--- start ---
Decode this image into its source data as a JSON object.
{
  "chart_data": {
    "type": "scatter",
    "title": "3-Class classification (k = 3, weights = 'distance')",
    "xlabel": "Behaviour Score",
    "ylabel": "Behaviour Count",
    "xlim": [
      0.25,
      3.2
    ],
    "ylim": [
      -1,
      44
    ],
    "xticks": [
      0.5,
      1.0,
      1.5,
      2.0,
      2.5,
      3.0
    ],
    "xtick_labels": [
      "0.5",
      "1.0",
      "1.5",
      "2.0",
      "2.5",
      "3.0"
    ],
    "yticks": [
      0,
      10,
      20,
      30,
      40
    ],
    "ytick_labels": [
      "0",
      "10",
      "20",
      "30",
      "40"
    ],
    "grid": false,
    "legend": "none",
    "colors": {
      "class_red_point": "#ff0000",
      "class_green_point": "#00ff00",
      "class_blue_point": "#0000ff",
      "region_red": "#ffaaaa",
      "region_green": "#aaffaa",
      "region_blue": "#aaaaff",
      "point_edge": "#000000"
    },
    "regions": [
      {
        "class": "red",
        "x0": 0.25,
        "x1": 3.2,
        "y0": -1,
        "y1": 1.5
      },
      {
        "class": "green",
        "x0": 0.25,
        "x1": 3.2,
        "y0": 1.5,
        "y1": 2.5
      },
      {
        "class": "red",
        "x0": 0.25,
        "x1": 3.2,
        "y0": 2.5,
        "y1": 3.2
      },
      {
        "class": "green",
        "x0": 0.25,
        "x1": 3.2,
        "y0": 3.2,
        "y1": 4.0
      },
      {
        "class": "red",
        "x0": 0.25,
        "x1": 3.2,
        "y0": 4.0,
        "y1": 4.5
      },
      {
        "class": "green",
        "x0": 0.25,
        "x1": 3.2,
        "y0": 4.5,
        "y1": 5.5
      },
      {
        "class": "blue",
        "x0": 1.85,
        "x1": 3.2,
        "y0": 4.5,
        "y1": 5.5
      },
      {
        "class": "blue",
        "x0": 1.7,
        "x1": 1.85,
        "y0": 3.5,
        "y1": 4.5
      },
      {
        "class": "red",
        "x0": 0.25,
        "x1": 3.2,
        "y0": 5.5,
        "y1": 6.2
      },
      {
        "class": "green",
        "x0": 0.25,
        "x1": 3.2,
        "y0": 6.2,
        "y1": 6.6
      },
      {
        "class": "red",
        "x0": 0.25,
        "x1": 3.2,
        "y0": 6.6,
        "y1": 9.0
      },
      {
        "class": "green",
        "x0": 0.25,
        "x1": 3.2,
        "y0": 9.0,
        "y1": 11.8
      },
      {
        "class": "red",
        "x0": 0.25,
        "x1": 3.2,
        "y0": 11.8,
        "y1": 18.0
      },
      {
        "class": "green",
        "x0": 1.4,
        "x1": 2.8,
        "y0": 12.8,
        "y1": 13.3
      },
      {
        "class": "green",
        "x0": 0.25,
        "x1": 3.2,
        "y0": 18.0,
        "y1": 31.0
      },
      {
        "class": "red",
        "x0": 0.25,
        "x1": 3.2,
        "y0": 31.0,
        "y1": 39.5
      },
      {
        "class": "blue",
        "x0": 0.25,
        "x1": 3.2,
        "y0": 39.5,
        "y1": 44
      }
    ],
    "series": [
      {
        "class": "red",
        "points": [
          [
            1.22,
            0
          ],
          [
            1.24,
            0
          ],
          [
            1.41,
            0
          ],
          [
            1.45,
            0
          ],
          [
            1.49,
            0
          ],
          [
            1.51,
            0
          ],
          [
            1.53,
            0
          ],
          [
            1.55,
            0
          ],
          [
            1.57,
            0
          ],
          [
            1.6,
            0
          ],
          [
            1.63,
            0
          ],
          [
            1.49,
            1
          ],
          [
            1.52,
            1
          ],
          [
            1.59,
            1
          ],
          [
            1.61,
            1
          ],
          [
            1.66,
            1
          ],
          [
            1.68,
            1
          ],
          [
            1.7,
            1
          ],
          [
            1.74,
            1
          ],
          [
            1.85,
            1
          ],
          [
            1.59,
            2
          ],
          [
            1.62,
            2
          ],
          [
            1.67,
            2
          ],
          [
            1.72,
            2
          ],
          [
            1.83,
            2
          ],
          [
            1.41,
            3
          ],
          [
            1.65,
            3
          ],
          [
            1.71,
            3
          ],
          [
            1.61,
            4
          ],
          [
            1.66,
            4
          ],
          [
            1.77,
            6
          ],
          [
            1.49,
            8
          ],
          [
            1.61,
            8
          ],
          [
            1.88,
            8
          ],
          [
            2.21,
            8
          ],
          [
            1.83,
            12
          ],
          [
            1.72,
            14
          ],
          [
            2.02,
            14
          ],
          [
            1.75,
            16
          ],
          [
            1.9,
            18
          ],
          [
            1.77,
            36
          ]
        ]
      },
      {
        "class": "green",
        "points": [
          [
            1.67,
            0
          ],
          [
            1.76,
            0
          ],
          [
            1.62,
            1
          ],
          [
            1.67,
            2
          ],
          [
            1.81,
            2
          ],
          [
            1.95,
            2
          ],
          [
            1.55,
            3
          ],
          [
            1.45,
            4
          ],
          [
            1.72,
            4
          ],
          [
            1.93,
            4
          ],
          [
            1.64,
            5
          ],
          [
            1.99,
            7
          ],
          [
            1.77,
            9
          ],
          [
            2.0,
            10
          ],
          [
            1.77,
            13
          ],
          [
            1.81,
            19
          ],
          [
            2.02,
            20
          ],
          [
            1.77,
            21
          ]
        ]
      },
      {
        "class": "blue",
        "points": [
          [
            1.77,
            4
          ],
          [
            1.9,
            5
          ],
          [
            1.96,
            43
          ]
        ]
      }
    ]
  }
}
--- end ---
> _The request_: Gather each line of the records holding the string "Behaviour".

> _Task solution_:
    "xlabel": "Behaviour Score",
    "ylabel": "Behaviour Count",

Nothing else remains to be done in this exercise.